The task.
Filter the entries and keep only the lines where the string "Online" appears.

Exercise inputs.
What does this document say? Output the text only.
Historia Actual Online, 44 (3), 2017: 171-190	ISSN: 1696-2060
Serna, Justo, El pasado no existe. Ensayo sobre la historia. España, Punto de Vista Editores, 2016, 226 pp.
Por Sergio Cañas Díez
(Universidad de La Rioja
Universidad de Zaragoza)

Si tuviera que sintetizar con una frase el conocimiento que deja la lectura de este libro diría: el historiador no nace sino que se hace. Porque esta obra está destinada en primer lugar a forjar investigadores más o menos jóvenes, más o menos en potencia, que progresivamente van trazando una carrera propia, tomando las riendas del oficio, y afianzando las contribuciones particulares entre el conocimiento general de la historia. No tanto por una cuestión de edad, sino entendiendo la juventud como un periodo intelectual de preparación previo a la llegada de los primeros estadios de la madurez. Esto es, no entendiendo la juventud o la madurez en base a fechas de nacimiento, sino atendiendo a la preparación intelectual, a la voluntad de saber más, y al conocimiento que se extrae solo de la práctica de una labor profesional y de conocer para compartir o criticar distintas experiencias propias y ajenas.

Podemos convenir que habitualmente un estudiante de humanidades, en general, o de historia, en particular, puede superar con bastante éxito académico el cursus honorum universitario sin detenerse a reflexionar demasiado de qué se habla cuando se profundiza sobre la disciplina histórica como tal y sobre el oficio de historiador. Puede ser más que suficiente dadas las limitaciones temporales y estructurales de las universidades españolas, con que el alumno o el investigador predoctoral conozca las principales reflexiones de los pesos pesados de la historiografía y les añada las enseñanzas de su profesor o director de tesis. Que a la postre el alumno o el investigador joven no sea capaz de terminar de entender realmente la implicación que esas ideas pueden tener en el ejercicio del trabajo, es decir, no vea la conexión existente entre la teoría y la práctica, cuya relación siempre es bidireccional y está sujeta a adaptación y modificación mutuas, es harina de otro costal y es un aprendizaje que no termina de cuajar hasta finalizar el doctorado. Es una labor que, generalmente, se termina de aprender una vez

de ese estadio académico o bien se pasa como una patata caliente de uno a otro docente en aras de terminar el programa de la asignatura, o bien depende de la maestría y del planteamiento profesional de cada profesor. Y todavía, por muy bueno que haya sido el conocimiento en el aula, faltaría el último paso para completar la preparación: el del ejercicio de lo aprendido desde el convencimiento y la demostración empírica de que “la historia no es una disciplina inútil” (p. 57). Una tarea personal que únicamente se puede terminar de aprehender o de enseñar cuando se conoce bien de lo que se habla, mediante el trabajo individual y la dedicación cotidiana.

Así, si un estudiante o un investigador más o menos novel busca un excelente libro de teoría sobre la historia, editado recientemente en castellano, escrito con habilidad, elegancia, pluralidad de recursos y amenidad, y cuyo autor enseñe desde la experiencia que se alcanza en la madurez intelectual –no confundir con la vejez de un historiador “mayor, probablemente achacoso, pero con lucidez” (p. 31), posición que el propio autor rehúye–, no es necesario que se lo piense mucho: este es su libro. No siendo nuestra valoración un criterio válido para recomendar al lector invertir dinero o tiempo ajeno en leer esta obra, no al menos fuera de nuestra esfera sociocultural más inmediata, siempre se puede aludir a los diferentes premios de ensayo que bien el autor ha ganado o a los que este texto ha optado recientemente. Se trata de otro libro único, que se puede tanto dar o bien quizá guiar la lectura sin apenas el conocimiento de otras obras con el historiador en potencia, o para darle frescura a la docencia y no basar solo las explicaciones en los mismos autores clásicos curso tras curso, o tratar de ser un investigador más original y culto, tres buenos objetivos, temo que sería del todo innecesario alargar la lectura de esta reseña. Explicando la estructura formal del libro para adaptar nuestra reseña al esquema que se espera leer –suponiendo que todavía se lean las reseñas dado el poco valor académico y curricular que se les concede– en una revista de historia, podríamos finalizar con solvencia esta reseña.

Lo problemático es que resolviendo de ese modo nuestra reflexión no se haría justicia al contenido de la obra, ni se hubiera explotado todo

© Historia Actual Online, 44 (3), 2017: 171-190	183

The response.
Historia Actual Online, 44 (3), 2017: 171-190	ISSN: 1696-2060
© Historia Actual Online, 44 (3), 2017: 171-190	183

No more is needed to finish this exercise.